-- RECORDS SUPPLIED --

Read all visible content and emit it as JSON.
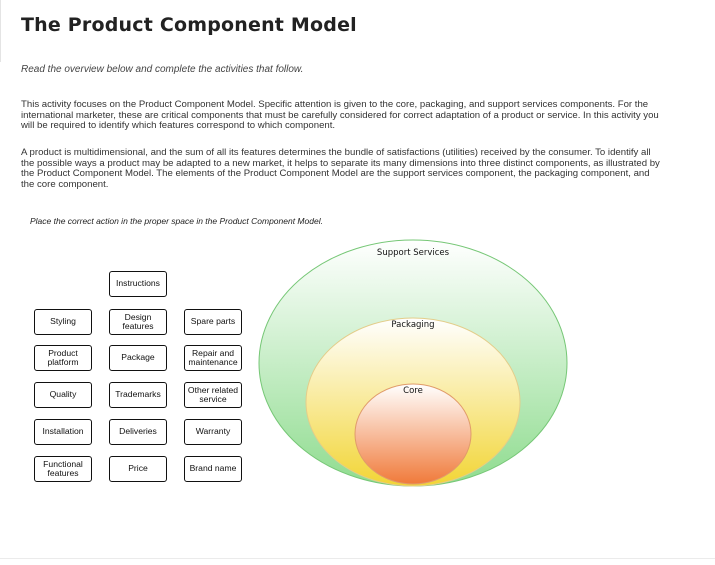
{
  "header": {
    "title": "The Product Component Model",
    "subtitle": "Read the overview below and complete the activities that follow."
  },
  "overview": {
    "paragraph_1": "This activity focuses on the Product Component Model. Specific attention is given to the core, packaging, and support services components. For the international marketer, these are critical components that must be carefully considered for correct adaptation of a product or service. In this activity you will be required to identify which features correspond to which component.",
    "paragraph_2": "A product is multidimensional, and the sum of all its features determines the bundle of satisfactions (utilities) received by the consumer. To identify all the possible ways a product may be adapted to a new market, it helps to separate its many dimensions into three distinct components, as illustrated by the Product Component Model. The elements of the Product Component Model are the support services component, the packaging component, and the core component."
  },
  "activity": {
    "instruction": "Place the correct action in the proper space in the Product Component Model.",
    "items": [
      {
        "label": "Instructions"
      },
      {
        "label": "Styling"
      },
      {
        "label": "Design features"
      },
      {
        "label": "Spare parts"
      },
      {
        "label": "Product platform"
      },
      {
        "label": "Package"
      },
      {
        "label": "Repair and maintenance"
      },
      {
        "label": "Quality"
      },
      {
        "label": "Trademarks"
      },
      {
        "label": "Other related service"
      },
      {
        "label": "Installation"
      },
      {
        "label": "Deliveries"
      },
      {
        "label": "Warranty"
      },
      {
        "label": "Functional features"
      },
      {
        "label": "Price"
      },
      {
        "label": "Brand name"
      }
    ]
  },
  "model": {
    "outer_label": "Support Services",
    "middle_label": "Packaging",
    "inner_label": "Core",
    "colors": {
      "outer_top": "#ffffff",
      "outer_bottom": "#8fdc8f",
      "outer_stroke": "#76c776",
      "middle_top": "#ffffff",
      "middle_bottom": "#f2d535",
      "middle_stroke": "#e3cd8a",
      "inner_top": "#ffffff",
      "inner_bottom": "#f07a3a",
      "inner_stroke": "#e09b6a"
    }
  }
}
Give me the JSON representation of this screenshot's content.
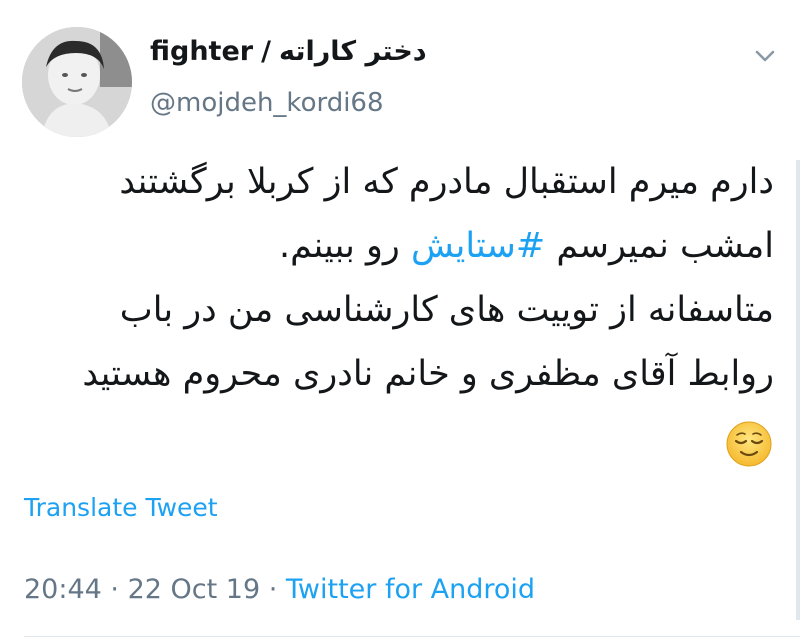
{
  "user": {
    "display_name_fa": "دختر کاراته",
    "separator": "/",
    "display_name_en": "fighter",
    "handle": "@mojdeh_kordi68"
  },
  "tweet": {
    "line1": "دارم میرم استقبال مادرم که از کربلا برگشتند",
    "line2_prefix": "امشب نمیرسم",
    "hashtag": "#ستایش",
    "line2_suffix": "رو ببینم.",
    "line3": "متاسفانه از توییت های کارشناسی من در باب",
    "line4": "روابط آقای مظفری و خانم نادری محروم هستید"
  },
  "translate_label": "Translate Tweet",
  "meta": {
    "time": "20:44",
    "dot1": " · ",
    "date": "22 Oct 19",
    "dot2": " · ",
    "source": "Twitter for Android"
  },
  "icons": {
    "menu": "chevron-down-icon",
    "emoji": "relieved-face-emoji"
  },
  "colors": {
    "link": "#1da1f2",
    "secondary": "#657786",
    "text": "#14171a"
  }
}
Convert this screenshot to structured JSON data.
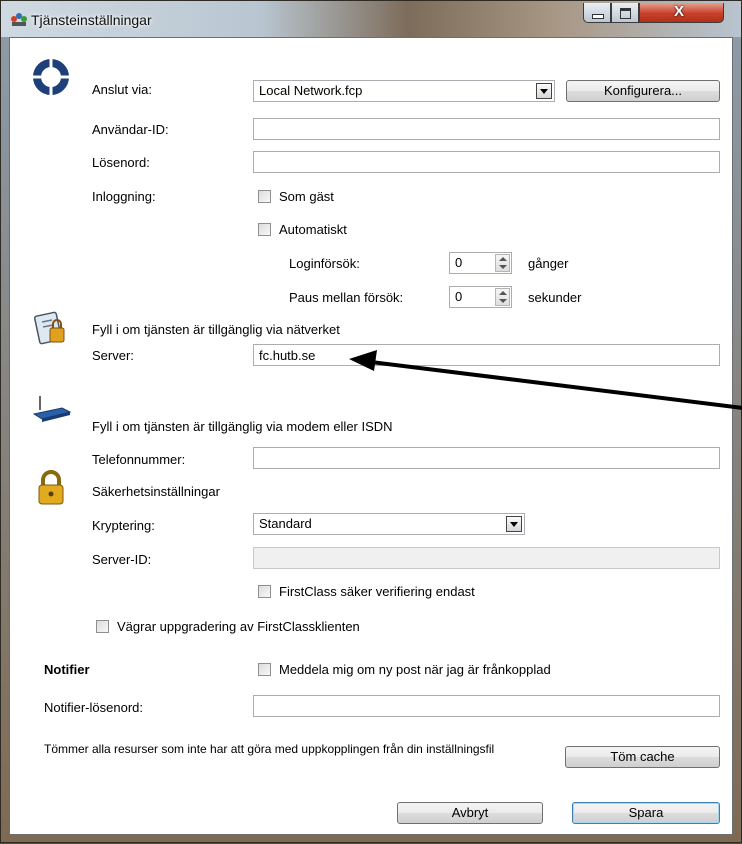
{
  "window": {
    "title": "Tjänsteinställningar",
    "close_glyph": "X"
  },
  "connect": {
    "label": "Anslut via:",
    "value": "Local Network.fcp",
    "configure_button": "Konfigurera..."
  },
  "user_id": {
    "label": "Användar-ID:",
    "value": ""
  },
  "password": {
    "label": "Lösenord:",
    "value": ""
  },
  "login": {
    "label": "Inloggning:",
    "guest_label": "Som gäst",
    "auto_label": "Automatiskt",
    "attempts_label": "Loginförsök:",
    "attempts_value": "0",
    "attempts_unit": "gånger",
    "pause_label": "Paus mellan försök:",
    "pause_value": "0",
    "pause_unit": "sekunder"
  },
  "network": {
    "heading": "Fyll i om tjänsten är tillgänglig via nätverket",
    "server_label": "Server:",
    "server_value": "fc.hutb.se"
  },
  "modem": {
    "heading": "Fyll i om tjänsten är tillgänglig via modem eller ISDN",
    "phone_label": "Telefonnummer:",
    "phone_value": ""
  },
  "security": {
    "heading": "Säkerhetsinställningar",
    "encryption_label": "Kryptering:",
    "encryption_value": "Standard",
    "server_id_label": "Server-ID:",
    "server_id_value": "",
    "verify_label": "FirstClass säker verifiering endast"
  },
  "upgrade": {
    "label": "Vägrar uppgradering av FirstClassklienten"
  },
  "notifier": {
    "heading": "Notifier",
    "notify_label": "Meddela mig om ny post när jag är frånkopplad",
    "password_label": "Notifier-lösenord:",
    "password_value": ""
  },
  "cache": {
    "description": "Tömmer alla resurser som inte har att göra med uppkopplingen från din inställningsfil",
    "button": "Töm cache"
  },
  "footer": {
    "cancel_button": "Avbryt",
    "save_button": "Spara"
  },
  "icons": [
    "network-services-icon",
    "connection-ring-icon",
    "network-card-icon",
    "modem-icon",
    "padlock-icon"
  ]
}
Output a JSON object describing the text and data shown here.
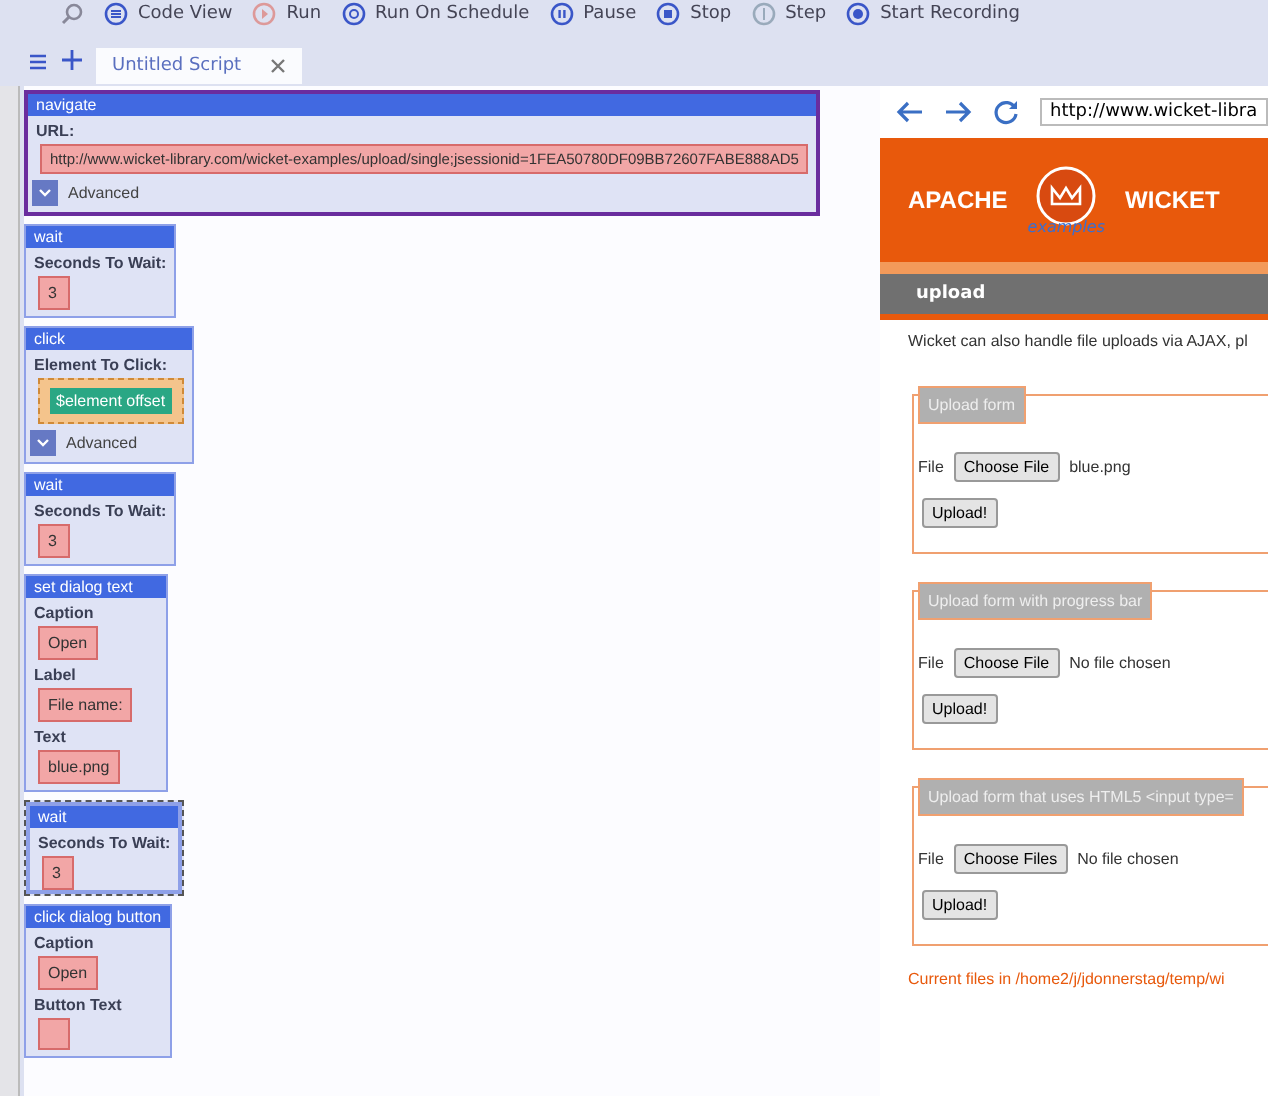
{
  "toolbar": [
    {
      "label": "Code View"
    },
    {
      "label": "Run"
    },
    {
      "label": "Run On Schedule"
    },
    {
      "label": "Pause"
    },
    {
      "label": "Stop"
    },
    {
      "label": "Step"
    },
    {
      "label": "Start Recording"
    }
  ],
  "tabs": [
    {
      "label": "Untitled Script",
      "selected": true
    }
  ],
  "commands": [
    {
      "title": "navigate",
      "selected": true,
      "focused": false,
      "fields": [
        {
          "kind": "text",
          "label": "URL:",
          "value": "http://www.wicket-library.com/wicket-examples/upload/single;jsessionid=1FEA50780DF09BB72607FABE888AD5"
        }
      ],
      "advanced": "Advanced"
    },
    {
      "title": "wait",
      "selected": false,
      "focused": false,
      "fields": [
        {
          "kind": "text",
          "label": "Seconds To Wait:",
          "value": "3"
        }
      ]
    },
    {
      "title": "click",
      "selected": false,
      "focused": false,
      "fields": [
        {
          "kind": "element",
          "label": "Element To Click:",
          "value": "$element offset"
        }
      ],
      "advanced": "Advanced"
    },
    {
      "title": "wait",
      "selected": false,
      "focused": false,
      "fields": [
        {
          "kind": "text",
          "label": "Seconds To Wait:",
          "value": "3"
        }
      ]
    },
    {
      "title": "set dialog text",
      "selected": false,
      "focused": false,
      "fields": [
        {
          "kind": "text",
          "label": "Caption",
          "value": "Open"
        },
        {
          "kind": "text",
          "label": "Label",
          "value": "File name:"
        },
        {
          "kind": "text",
          "label": "Text",
          "value": "blue.png"
        }
      ]
    },
    {
      "title": "wait",
      "selected": false,
      "focused": true,
      "fields": [
        {
          "kind": "text",
          "label": "Seconds To Wait:",
          "value": "3"
        }
      ]
    },
    {
      "title": "click dialog button",
      "selected": false,
      "focused": false,
      "fields": [
        {
          "kind": "text",
          "label": "Caption",
          "value": "Open"
        },
        {
          "kind": "text",
          "label": "Button Text"
        }
      ]
    }
  ],
  "browser": {
    "url": "http://www.wicket-libra",
    "logo_left": "APACHE",
    "logo_right": "WICKET",
    "logo_sub": "examples",
    "section": "upload",
    "intro": "Wicket can also handle file uploads via AJAX, pl",
    "forms": [
      {
        "legend": "Upload form",
        "file_label": "File",
        "choose_button": "Choose File",
        "file_status": "blue.png",
        "upload_button": "Upload!"
      },
      {
        "legend": "Upload form with progress bar",
        "file_label": "File",
        "choose_button": "Choose File",
        "file_status": "No file chosen",
        "upload_button": "Upload!"
      },
      {
        "legend": "Upload form that uses HTML5 <input type=",
        "file_label": "File",
        "choose_button": "Choose Files",
        "file_status": "No file chosen",
        "upload_button": "Upload!"
      }
    ],
    "footer": "Current files in /home2/j/jdonnerstag/temp/wi"
  }
}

-- GOAL OF THE EXERCISE --
Look through the data and show every line containing "activity".

-- THE RESULT --
    "paragraph_1": "This activity focuses on the Product Component Model. Specific attention is given to the core, packaging, and support services components. For the international marketer, these are critical components that must be carefully considered for correct adaptation of a product or service. In this activity you will be required to identify which features correspond to which component.",
  "activity": {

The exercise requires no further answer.